**DESCRIPTION OF THE TASK**
Scan the records for the string "feature"; copy each line where it occurs.

**ENTRIES SUPPLIED**

+ + +

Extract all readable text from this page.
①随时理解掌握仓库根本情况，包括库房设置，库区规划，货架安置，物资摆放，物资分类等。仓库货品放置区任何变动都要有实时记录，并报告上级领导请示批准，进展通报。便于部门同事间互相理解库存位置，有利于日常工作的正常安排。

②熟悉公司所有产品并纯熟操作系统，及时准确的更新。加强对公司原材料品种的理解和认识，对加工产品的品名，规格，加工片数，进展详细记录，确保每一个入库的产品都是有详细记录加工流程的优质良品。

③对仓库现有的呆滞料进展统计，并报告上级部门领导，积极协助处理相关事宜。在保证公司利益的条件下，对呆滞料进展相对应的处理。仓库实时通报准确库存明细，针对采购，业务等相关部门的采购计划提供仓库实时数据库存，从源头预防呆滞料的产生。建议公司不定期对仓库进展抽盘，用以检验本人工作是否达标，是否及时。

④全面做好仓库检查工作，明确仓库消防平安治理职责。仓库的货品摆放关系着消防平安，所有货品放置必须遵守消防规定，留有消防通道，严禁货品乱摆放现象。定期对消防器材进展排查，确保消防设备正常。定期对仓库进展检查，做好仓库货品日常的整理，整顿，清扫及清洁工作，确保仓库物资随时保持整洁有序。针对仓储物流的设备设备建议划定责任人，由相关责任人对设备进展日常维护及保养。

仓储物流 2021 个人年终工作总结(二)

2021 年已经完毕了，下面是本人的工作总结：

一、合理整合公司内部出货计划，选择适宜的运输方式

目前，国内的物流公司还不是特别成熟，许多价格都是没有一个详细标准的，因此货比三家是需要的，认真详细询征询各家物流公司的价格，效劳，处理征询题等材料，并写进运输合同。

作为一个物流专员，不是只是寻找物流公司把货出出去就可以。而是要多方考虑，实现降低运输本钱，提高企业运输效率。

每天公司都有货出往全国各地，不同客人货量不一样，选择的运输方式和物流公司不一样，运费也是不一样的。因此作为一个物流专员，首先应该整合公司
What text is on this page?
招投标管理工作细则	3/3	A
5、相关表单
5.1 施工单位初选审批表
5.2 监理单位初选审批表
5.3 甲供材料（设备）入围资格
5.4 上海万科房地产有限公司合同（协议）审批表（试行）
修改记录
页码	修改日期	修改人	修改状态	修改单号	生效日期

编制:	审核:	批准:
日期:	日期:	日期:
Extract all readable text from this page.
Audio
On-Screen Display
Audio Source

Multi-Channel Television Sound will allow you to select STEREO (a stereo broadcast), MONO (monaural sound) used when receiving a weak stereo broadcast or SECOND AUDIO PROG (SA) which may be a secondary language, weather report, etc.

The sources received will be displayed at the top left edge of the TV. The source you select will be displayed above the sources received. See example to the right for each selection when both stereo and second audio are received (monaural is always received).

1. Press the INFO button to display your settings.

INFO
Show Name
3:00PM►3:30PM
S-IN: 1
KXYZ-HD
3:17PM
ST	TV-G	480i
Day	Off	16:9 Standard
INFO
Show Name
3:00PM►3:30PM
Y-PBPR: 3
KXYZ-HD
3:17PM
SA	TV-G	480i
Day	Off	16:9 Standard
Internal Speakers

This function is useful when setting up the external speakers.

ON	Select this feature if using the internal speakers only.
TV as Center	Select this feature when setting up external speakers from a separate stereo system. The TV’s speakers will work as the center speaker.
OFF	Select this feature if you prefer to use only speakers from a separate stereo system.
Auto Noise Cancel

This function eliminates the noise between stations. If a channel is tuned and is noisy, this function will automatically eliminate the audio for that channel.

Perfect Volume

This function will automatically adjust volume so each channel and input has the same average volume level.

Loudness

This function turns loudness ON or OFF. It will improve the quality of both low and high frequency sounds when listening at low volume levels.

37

+ + +

**THE COMPLETED TASK**
ON	Select this feature if using the internal speakers only.
TV as Center	Select this feature when setting up external speakers from a separate stereo system. The TV’s speakers will work as the center speaker.
OFF	Select this feature if you prefer to use only speakers from a separate stereo system.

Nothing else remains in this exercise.